§ TASK GOAL
Images must not appear in your copy; reproduce every other part of the records exactly.

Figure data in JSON
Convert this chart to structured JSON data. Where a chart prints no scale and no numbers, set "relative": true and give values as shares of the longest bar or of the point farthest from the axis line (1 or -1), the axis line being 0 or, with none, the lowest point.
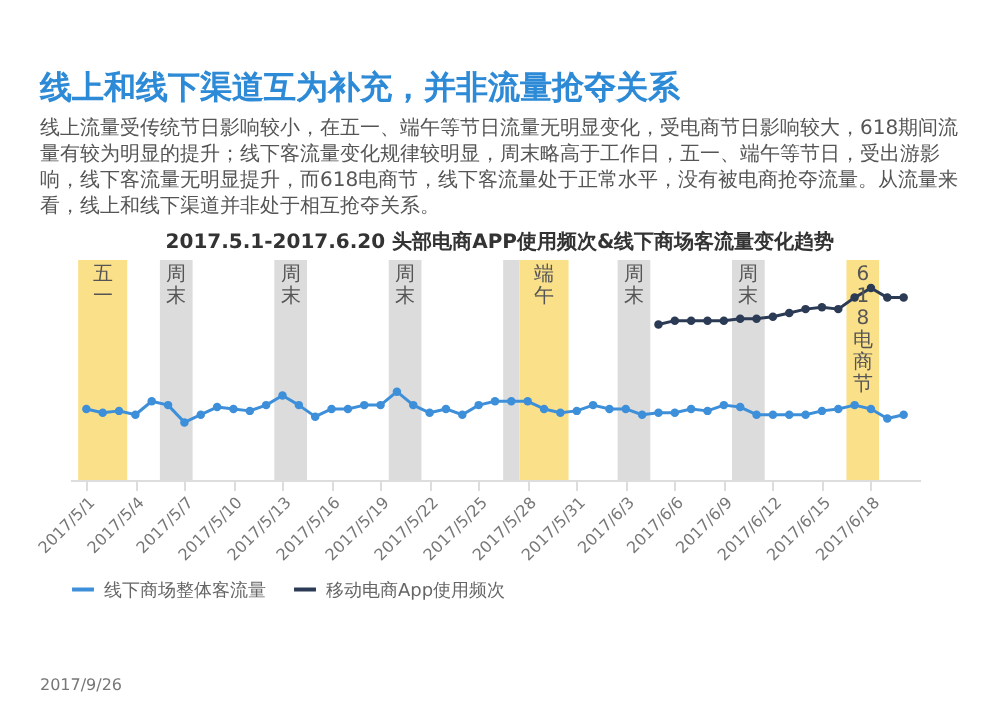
{
  "chart_data": {
    "type": "line",
    "title": "线上和线下渠道互为补充，并非流量抢夺关系",
    "subtitle": "线上流量受传统节日影响较小，在五一、端午等节日流量无明显变化，受电商节日影响较大，618期间流量有较为明显的提升；线下客流量变化规律较明显，周末略高于工作日，五一、端午等节日，受出游影响，线下客流量无明显提升，而618电商节，线下客流量处于正常水平，没有被电商抢夺流量。从流量来看，线上和线下渠道并非处于相互抢夺关系。",
    "annotations": [
      "2017.5.1-2017.6.20 头部电商APP使用频次&线下商场客流量变化趋势",
      "2017/9/26"
    ],
    "x": [
      "2017-05-01",
      "2017-05-02",
      "2017-05-03",
      "2017-05-04",
      "2017-05-05",
      "2017-05-06",
      "2017-05-07",
      "2017-05-08",
      "2017-05-09",
      "2017-05-10",
      "2017-05-11",
      "2017-05-12",
      "2017-05-13",
      "2017-05-14",
      "2017-05-15",
      "2017-05-16",
      "2017-05-17",
      "2017-05-18",
      "2017-05-19",
      "2017-05-20",
      "2017-05-21",
      "2017-05-22",
      "2017-05-23",
      "2017-05-24",
      "2017-05-25",
      "2017-05-26",
      "2017-05-27",
      "2017-05-28",
      "2017-05-29",
      "2017-05-30",
      "2017-05-31",
      "2017-06-01",
      "2017-06-02",
      "2017-06-03",
      "2017-06-04",
      "2017-06-05",
      "2017-06-06",
      "2017-06-07",
      "2017-06-08",
      "2017-06-09",
      "2017-06-10",
      "2017-06-11",
      "2017-06-12",
      "2017-06-13",
      "2017-06-14",
      "2017-06-15",
      "2017-06-16",
      "2017-06-17",
      "2017-06-18",
      "2017-06-19",
      "2017-06-20"
    ],
    "xlim": [
      "2017-04-30",
      "2017-06-21"
    ],
    "xticks": [
      {
        "value": "2017-05-01",
        "label": "2017/5/1"
      },
      {
        "value": "2017-05-04",
        "label": "2017/5/4"
      },
      {
        "value": "2017-05-07",
        "label": "2017/5/7"
      },
      {
        "value": "2017-05-10",
        "label": "2017/5/10"
      },
      {
        "value": "2017-05-13",
        "label": "2017/5/13"
      },
      {
        "value": "2017-05-16",
        "label": "2017/5/16"
      },
      {
        "value": "2017-05-19",
        "label": "2017/5/19"
      },
      {
        "value": "2017-05-22",
        "label": "2017/5/22"
      },
      {
        "value": "2017-05-25",
        "label": "2017/5/25"
      },
      {
        "value": "2017-05-28",
        "label": "2017/5/28"
      },
      {
        "value": "2017-05-31",
        "label": "2017/5/31"
      },
      {
        "value": "2017-06-03",
        "label": "2017/6/3"
      },
      {
        "value": "2017-06-06",
        "label": "2017/6/6"
      },
      {
        "value": "2017-06-09",
        "label": "2017/6/9"
      },
      {
        "value": "2017-06-12",
        "label": "2017/6/12"
      },
      {
        "value": "2017-06-15",
        "label": "2017/6/15"
      },
      {
        "value": "2017-06-18",
        "label": "2017/6/18"
      }
    ],
    "relative": true,
    "series": [
      {
        "name": "线下商场整体客流量",
        "color": "#3d8fd9",
        "values": [
          0.37,
          0.35,
          0.36,
          0.34,
          0.41,
          0.39,
          0.3,
          0.34,
          0.38,
          0.37,
          0.36,
          0.39,
          0.44,
          0.39,
          0.33,
          0.37,
          0.37,
          0.39,
          0.39,
          0.46,
          0.39,
          0.35,
          0.37,
          0.34,
          0.39,
          0.41,
          0.41,
          0.41,
          0.37,
          0.35,
          0.36,
          0.39,
          0.37,
          0.37,
          0.34,
          0.35,
          0.35,
          0.37,
          0.36,
          0.39,
          0.38,
          0.34,
          0.34,
          0.34,
          0.34,
          0.36,
          0.37,
          0.39,
          0.37,
          0.32,
          0.34
        ]
      },
      {
        "name": "移动电商App使用频次",
        "color": "#2b3a55",
        "values": [
          null,
          null,
          null,
          null,
          null,
          null,
          null,
          null,
          null,
          null,
          null,
          null,
          null,
          null,
          null,
          null,
          null,
          null,
          null,
          null,
          null,
          null,
          null,
          null,
          null,
          null,
          null,
          null,
          null,
          null,
          null,
          null,
          null,
          null,
          null,
          0.81,
          0.83,
          0.83,
          0.83,
          0.83,
          0.84,
          0.84,
          0.85,
          0.87,
          0.89,
          0.9,
          0.89,
          0.95,
          1,
          0.95,
          0.95
        ]
      }
    ],
    "bands": [
      {
        "axis": "x",
        "from": "2017-04-30T12:00",
        "to": "2017-05-03T12:00",
        "label": "五一",
        "color": "#fbe08a"
      },
      {
        "axis": "x",
        "from": "2017-05-05T12:00",
        "to": "2017-05-07T12:00",
        "label": "周末",
        "color": "#dcdcdc"
      },
      {
        "axis": "x",
        "from": "2017-05-12T12:00",
        "to": "2017-05-14T12:00",
        "label": "周末",
        "color": "#dcdcdc"
      },
      {
        "axis": "x",
        "from": "2017-05-19T12:00",
        "to": "2017-05-21T12:00",
        "label": "周末",
        "color": "#dcdcdc"
      },
      {
        "axis": "x",
        "from": "2017-05-26T12:00",
        "to": "2017-05-27T12:00",
        "label": null,
        "color": "#dcdcdc"
      },
      {
        "axis": "x",
        "from": "2017-05-27T12:00",
        "to": "2017-05-30T12:00",
        "label": "端午",
        "color": "#fbe08a"
      },
      {
        "axis": "x",
        "from": "2017-06-02T12:00",
        "to": "2017-06-04T12:00",
        "label": "周末",
        "color": "#dcdcdc"
      },
      {
        "axis": "x",
        "from": "2017-06-09T12:00",
        "to": "2017-06-11T12:00",
        "label": "周末",
        "color": "#dcdcdc"
      },
      {
        "axis": "x",
        "from": "2017-06-16T12:00",
        "to": "2017-06-18T12:00",
        "label": "618电商节",
        "color": "#fbe08a"
      }
    ],
    "marker": "circle",
    "legend": "bottom"
  }
}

§ RESPONSE
Convert this chart to structured JSON data. Where a chart prints no scale and no numbers, set "relative": true and give values as shares of the longest bar or of the point farthest from the axis line (1 or -1), the axis line being 0 or, with none, the lowest point.
{
  "chart_data": {
    "type": "line",
    "title": "线上和线下渠道互为补充，并非流量抢夺关系",
    "subtitle": "线上流量受传统节日影响较小，在五一、端午等节日流量无明显变化，受电商节日影响较大，618期间流量有较为明显的提升；线下客流量变化规律较明显，周末略高于工作日，五一、端午等节日，受出游影响，线下客流量无明显提升，而618电商节，线下客流量处于正常水平，没有被电商抢夺流量。从流量来看，线上和线下渠道并非处于相互抢夺关系。",
    "annotations": [
      "2017.5.1-2017.6.20 头部电商APP使用频次&线下商场客流量变化趋势",
      "2017/9/26"
    ],
    "x": [
      "2017-05-01",
      "2017-05-02",
      "2017-05-03",
      "2017-05-04",
      "2017-05-05",
      "2017-05-06",
      "2017-05-07",
      "2017-05-08",
      "2017-05-09",
      "2017-05-10",
      "2017-05-11",
      "2017-05-12",
      "2017-05-13",
      "2017-05-14",
      "2017-05-15",
      "2017-05-16",
      "2017-05-17",
      "2017-05-18",
      "2017-05-19",
      "2017-05-20",
      "2017-05-21",
      "2017-05-22",
      "2017-05-23",
      "2017-05-24",
      "2017-05-25",
      "2017-05-26",
      "2017-05-27",
      "2017-05-28",
      "2017-05-29",
      "2017-05-30",
      "2017-05-31",
      "2017-06-01",
      "2017-06-02",
      "2017-06-03",
      "2017-06-04",
      "2017-06-05",
      "2017-06-06",
      "2017-06-07",
      "2017-06-08",
      "2017-06-09",
      "2017-06-10",
      "2017-06-11",
      "2017-06-12",
      "2017-06-13",
      "2017-06-14",
      "2017-06-15",
      "2017-06-16",
      "2017-06-17",
      "2017-06-18",
      "2017-06-19",
      "2017-06-20"
    ],
    "xlim": [
      "2017-04-30",
      "2017-06-21"
    ],
    "xticks": [
      {
        "value": "2017-05-01",
        "label": "2017/5/1"
      },
      {
        "value": "2017-05-04",
        "label": "2017/5/4"
      },
      {
        "value": "2017-05-07",
        "label": "2017/5/7"
      },
      {
        "value": "2017-05-10",
        "label": "2017/5/10"
      },
      {
        "value": "2017-05-13",
        "label": "2017/5/13"
      },
      {
        "value": "2017-05-16",
        "label": "2017/5/16"
      },
      {
        "value": "2017-05-19",
        "label": "2017/5/19"
      },
      {
        "value": "2017-05-22",
        "label": "2017/5/22"
      },
      {
        "value": "2017-05-25",
        "label": "2017/5/25"
      },
      {
        "value": "2017-05-28",
        "label": "2017/5/28"
      },
      {
        "value": "2017-05-31",
        "label": "2017/5/31"
      },
      {
        "value": "2017-06-03",
        "label": "2017/6/3"
      },
      {
        "value": "2017-06-06",
        "label": "2017/6/6"
      },
      {
        "value": "2017-06-09",
        "label": "2017/6/9"
      },
      {
        "value": "2017-06-12",
        "label": "2017/6/12"
      },
      {
        "value": "2017-06-15",
        "label": "2017/6/15"
      },
      {
        "value": "2017-06-18",
        "label": "2017/6/18"
      }
    ],
    "relative": true,
    "series": [
      {
        "name": "线下商场整体客流量",
        "color": "#3d8fd9",
        "values": [
          0.37,
          0.35,
          0.36,
          0.34,
          0.41,
          0.39,
          0.3,
          0.34,
          0.38,
          0.37,
          0.36,
          0.39,
          0.44,
          0.39,
          0.33,
          0.37,
          0.37,
          0.39,
          0.39,
          0.46,
          0.39,
          0.35,
          0.37,
          0.34,
          0.39,
          0.41,
          0.41,
          0.41,
          0.37,
          0.35,
          0.36,
          0.39,
          0.37,
          0.37,
          0.34,
          0.35,
          0.35,
          0.37,
          0.36,
          0.39,
          0.38,
          0.34,
          0.34,
          0.34,
          0.34,
          0.36,
          0.37,
          0.39,
          0.37,
          0.32,
          0.34
        ]
      },
      {
        "name": "移动电商App使用频次",
        "color": "#2b3a55",
        "values": [
          null,
          null,
          null,
          null,
          null,
          null,
          null,
          null,
          null,
          null,
          null,
          null,
          null,
          null,
          null,
          null,
          null,
          null,
          null,
          null,
          null,
          null,
          null,
          null,
          null,
          null,
          null,
          null,
          null,
          null,
          null,
          null,
          null,
          null,
          null,
          0.81,
          0.83,
          0.83,
          0.83,
          0.83,
          0.84,
          0.84,
          0.85,
          0.87,
          0.89,
          0.9,
          0.89,
          0.95,
          1,
          0.95,
          0.95
        ]
      }
    ],
    "bands": [
      {
        "axis": "x",
        "from": "2017-04-30T12:00",
        "to": "2017-05-03T12:00",
        "label": "五一",
        "color": "#fbe08a"
      },
      {
        "axis": "x",
        "from": "2017-05-05T12:00",
        "to": "2017-05-07T12:00",
        "label": "周末",
        "color": "#dcdcdc"
      },
      {
        "axis": "x",
        "from": "2017-05-12T12:00",
        "to": "2017-05-14T12:00",
        "label": "周末",
        "color": "#dcdcdc"
      },
      {
        "axis": "x",
        "from": "2017-05-19T12:00",
        "to": "2017-05-21T12:00",
        "label": "周末",
        "color": "#dcdcdc"
      },
      {
        "axis": "x",
        "from": "2017-05-26T12:00",
        "to": "2017-05-27T12:00",
        "label": null,
        "color": "#dcdcdc"
      },
      {
        "axis": "x",
        "from": "2017-05-27T12:00",
        "to": "2017-05-30T12:00",
        "label": "端午",
        "color": "#fbe08a"
      },
      {
        "axis": "x",
        "from": "2017-06-02T12:00",
        "to": "2017-06-04T12:00",
        "label": "周末",
        "color": "#dcdcdc"
      },
      {
        "axis": "x",
        "from": "2017-06-09T12:00",
        "to": "2017-06-11T12:00",
        "label": "周末",
        "color": "#dcdcdc"
      },
      {
        "axis": "x",
        "from": "2017-06-16T12:00",
        "to": "2017-06-18T12:00",
        "label": "618电商节",
        "color": "#fbe08a"
      }
    ],
    "marker": "circle",
    "legend": "bottom"
  }
}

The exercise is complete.